> **TO BE DONE**: Some lines in the listing below may include the string "products". How many are there? Give only the number.

Data entries:
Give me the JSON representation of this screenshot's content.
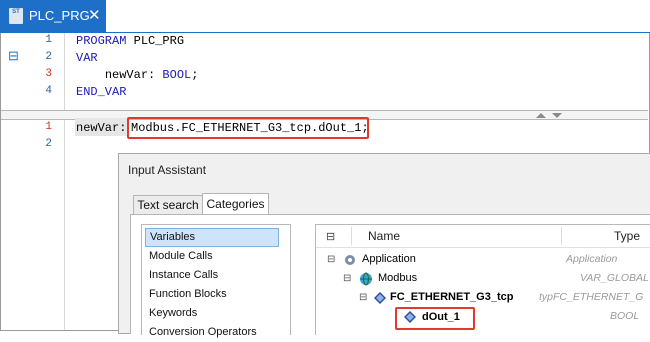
{
  "tab": {
    "icon_text": "ST",
    "label": "PLC_PRG",
    "close": "✕"
  },
  "declaration": {
    "lines": [
      {
        "num": "1",
        "kw": "PROGRAM",
        "rest": " PLC_PRG",
        "indent": ""
      },
      {
        "num": "2",
        "kw": "VAR",
        "rest": "",
        "indent": ""
      },
      {
        "num": "3",
        "kw": "",
        "rest": "newVar: ",
        "kw2": "BOOL",
        "tail": ";",
        "indent": "    "
      },
      {
        "num": "4",
        "kw": "END_VAR",
        "rest": "",
        "indent": ""
      }
    ],
    "fold_marker": "⊟"
  },
  "implementation": {
    "line1_num": "1",
    "line2_num": "2",
    "var_name": "newVar:",
    "expression": "Modbus.FC_ETHERNET_G3_tcp.dOut_1;"
  },
  "input_assistant": {
    "title": "Input Assistant",
    "tabs": [
      "Text search",
      "Categories"
    ],
    "categories": [
      "Variables",
      "Module Calls",
      "Instance Calls",
      "Function Blocks",
      "Keywords",
      "Conversion Operators"
    ],
    "selected_category": "Variables",
    "columns": {
      "name": "Name",
      "type": "Type"
    },
    "tree": [
      {
        "name": "Application",
        "type": "Application"
      },
      {
        "name": "Modbus",
        "type": "VAR_GLOBAL"
      },
      {
        "name": "FC_ETHERNET_G3_tcp",
        "type": "typFC_ETHERNET_G"
      },
      {
        "name": "dOut_1",
        "type": "BOOL"
      }
    ]
  },
  "colors": {
    "accent": "#1e6fc8",
    "highlight": "#e03a2f",
    "keyword": "#1a1ab5",
    "line_number": "#2a5fa8",
    "line_number_changed": "#d0301e"
  }
}
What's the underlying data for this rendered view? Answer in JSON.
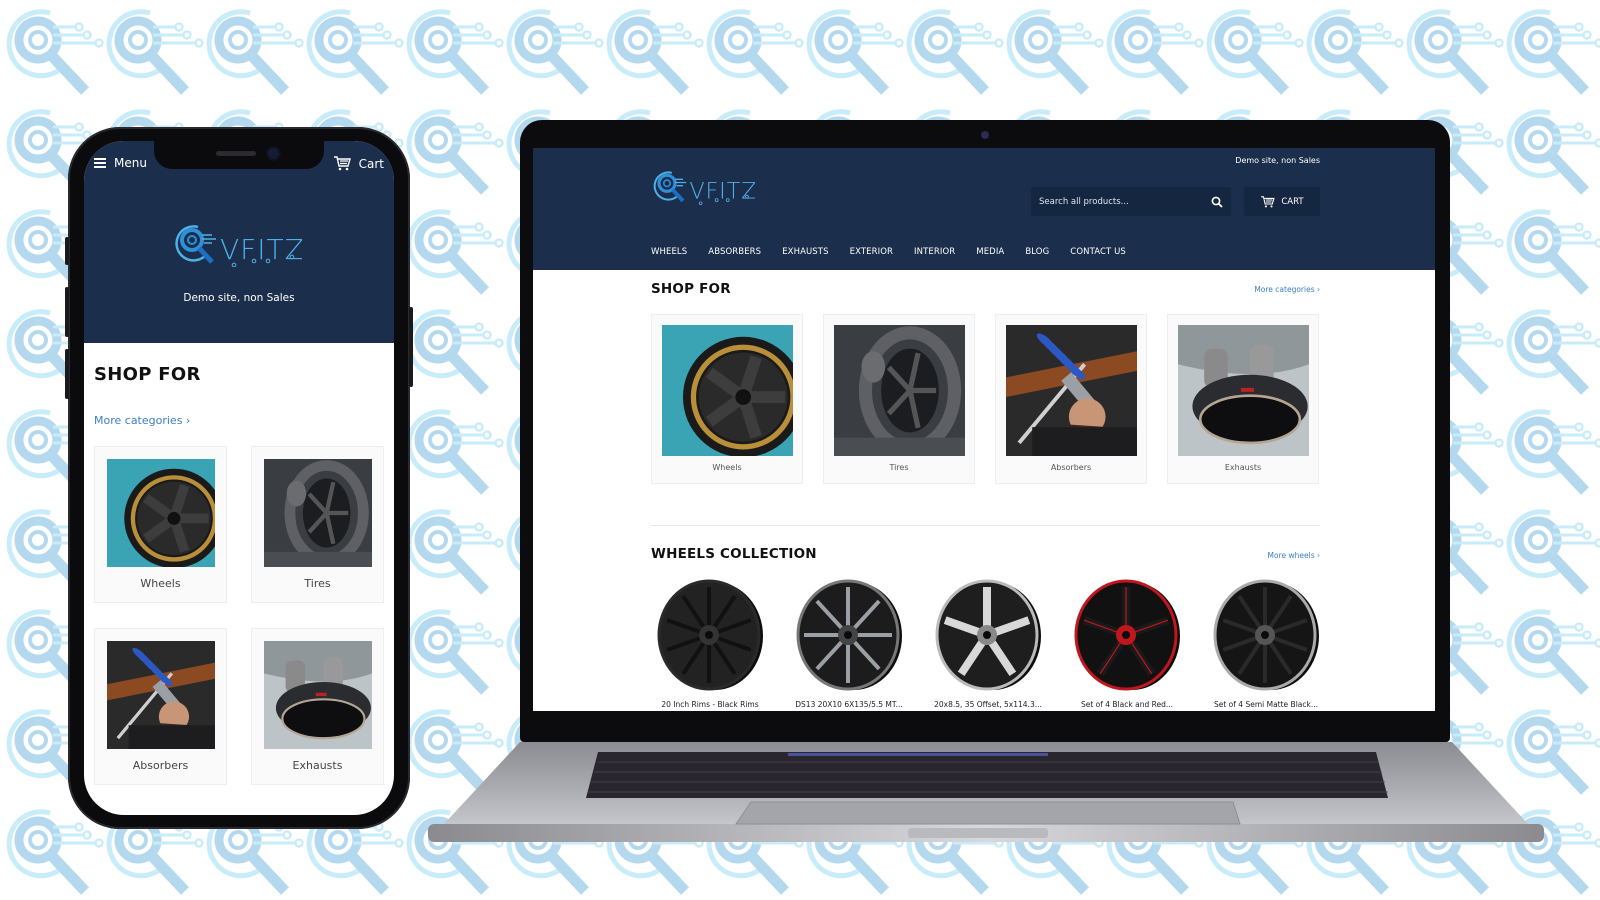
{
  "colors": {
    "header_bg": "#1b2e4b",
    "search_bg": "#142640",
    "link": "#3a7fc7",
    "pattern_light": "#b4d9ee",
    "pattern_ring": "#c9ecfa"
  },
  "brand": {
    "logo_text": "VFITZ",
    "tagline": "Demo site, non Sales"
  },
  "mobile": {
    "menu_label": "Menu",
    "cart_label": "Cart",
    "tagline": "Demo site, non Sales",
    "section_title": "SHOP FOR",
    "more_link": "More categories ›",
    "categories": [
      {
        "label": "Wheels",
        "icon": "wheel-photo"
      },
      {
        "label": "Tires",
        "icon": "tire-sculpture-photo"
      },
      {
        "label": "Absorbers",
        "icon": "shock-absorber-photo"
      },
      {
        "label": "Exhausts",
        "icon": "exhaust-tip-photo"
      }
    ]
  },
  "desktop": {
    "tagline": "Demo site, non Sales",
    "search": {
      "placeholder": "Search all products..."
    },
    "cart_label": "CART",
    "nav": [
      "WHEELS",
      "ABSORBERS",
      "EXHAUSTS",
      "EXTERIOR",
      "INTERIOR",
      "MEDIA",
      "BLOG",
      "CONTACT US"
    ],
    "shop_for": {
      "title": "SHOP FOR",
      "more_link": "More categories ›",
      "categories": [
        {
          "label": "Wheels"
        },
        {
          "label": "Tires"
        },
        {
          "label": "Absorbers"
        },
        {
          "label": "Exhausts"
        }
      ]
    },
    "wheels_collection": {
      "title": "WHEELS COLLECTION",
      "more_link": "More wheels ›",
      "products": [
        {
          "title": "20 Inch Rims - Black Rims",
          "style": "black-multispoke"
        },
        {
          "title": "DS13 20X10 6X135/5.5 MT...",
          "style": "black-milled"
        },
        {
          "title": "20x8.5, 35 Offset, 5x114.3...",
          "style": "silver-5-spoke"
        },
        {
          "title": "Set of 4 Black and Red...",
          "style": "black-red"
        },
        {
          "title": "Set of 4 Semi Matte Black...",
          "style": "black-10-spoke"
        }
      ]
    }
  }
}
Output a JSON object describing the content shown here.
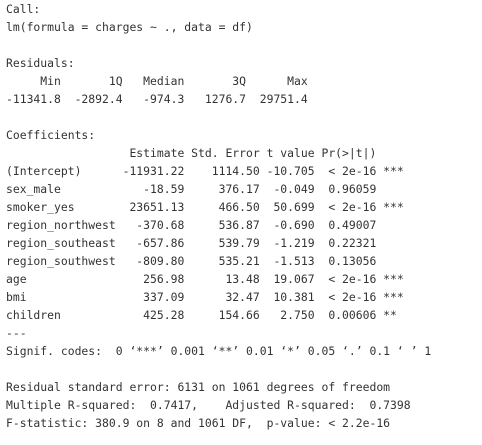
{
  "output": {
    "lines": [
      "Call:",
      "lm(formula = charges ~ ., data = df)",
      "",
      "Residuals:",
      "     Min       1Q   Median       3Q      Max ",
      "-11341.8  -2892.4   -974.3   1276.7  29751.4 ",
      "",
      "Coefficients:",
      "                  Estimate Std. Error t value Pr(>|t|)    ",
      "(Intercept)      -11931.22    1114.50 -10.705  < 2e-16 ***",
      "sex_male            -18.59     376.17  -0.049  0.96059    ",
      "smoker_yes        23651.13     466.50  50.699  < 2e-16 ***",
      "region_northwest   -370.68     536.87  -0.690  0.49007    ",
      "region_southeast   -657.86     539.79  -1.219  0.22321    ",
      "region_southwest   -809.80     535.21  -1.513  0.13056    ",
      "age                 256.98      13.48  19.067  < 2e-16 ***",
      "bmi                 337.09      32.47  10.381  < 2e-16 ***",
      "children            425.28     154.66   2.750  0.00606 ** ",
      "---",
      "Signif. codes:  0 ‘***’ 0.001 ‘**’ 0.01 ‘*’ 0.05 ‘.’ 0.1 ‘ ’ 1",
      "",
      "Residual standard error: 6131 on 1061 degrees of freedom",
      "Multiple R-squared:  0.7417,    Adjusted R-squared:  0.7398 ",
      "F-statistic: 380.9 on 8 and 1061 DF,  p-value: < 2.2e-16"
    ]
  }
}
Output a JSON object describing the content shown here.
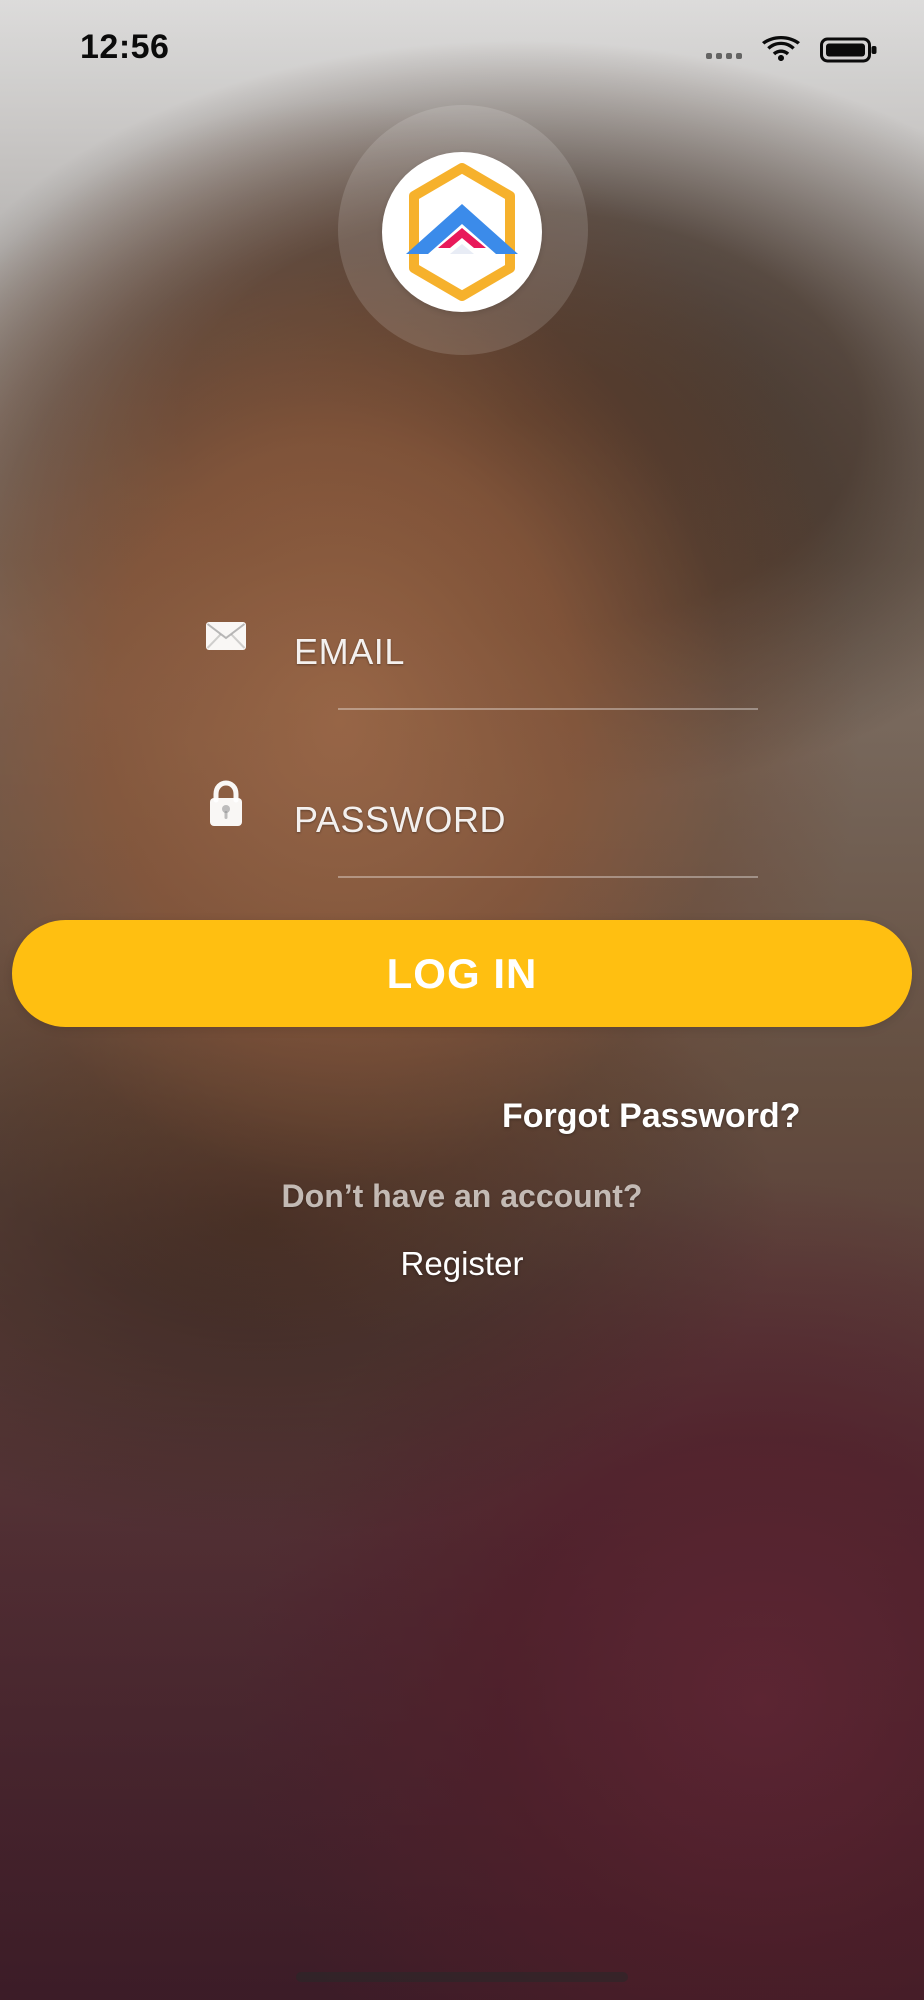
{
  "status_bar": {
    "time": "12:56",
    "icons": [
      "signal-dots-icon",
      "wifi-icon",
      "battery-icon"
    ]
  },
  "branding": {
    "logo": "app-logo",
    "colors": {
      "gold": "#F6B12C",
      "blue": "#3B8BEA",
      "pink": "#E8195A"
    }
  },
  "form": {
    "email": {
      "icon": "envelope-icon",
      "placeholder": "EMAIL",
      "value": ""
    },
    "password": {
      "icon": "lock-icon",
      "placeholder": "PASSWORD",
      "value": ""
    },
    "login_label": "LOG IN",
    "accent_color": "#FFBF11"
  },
  "links": {
    "forgot_password": "Forgot Password?",
    "no_account_text": "Don’t have an account?",
    "register": "Register"
  }
}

> **EXPECTED ANSWER**: 2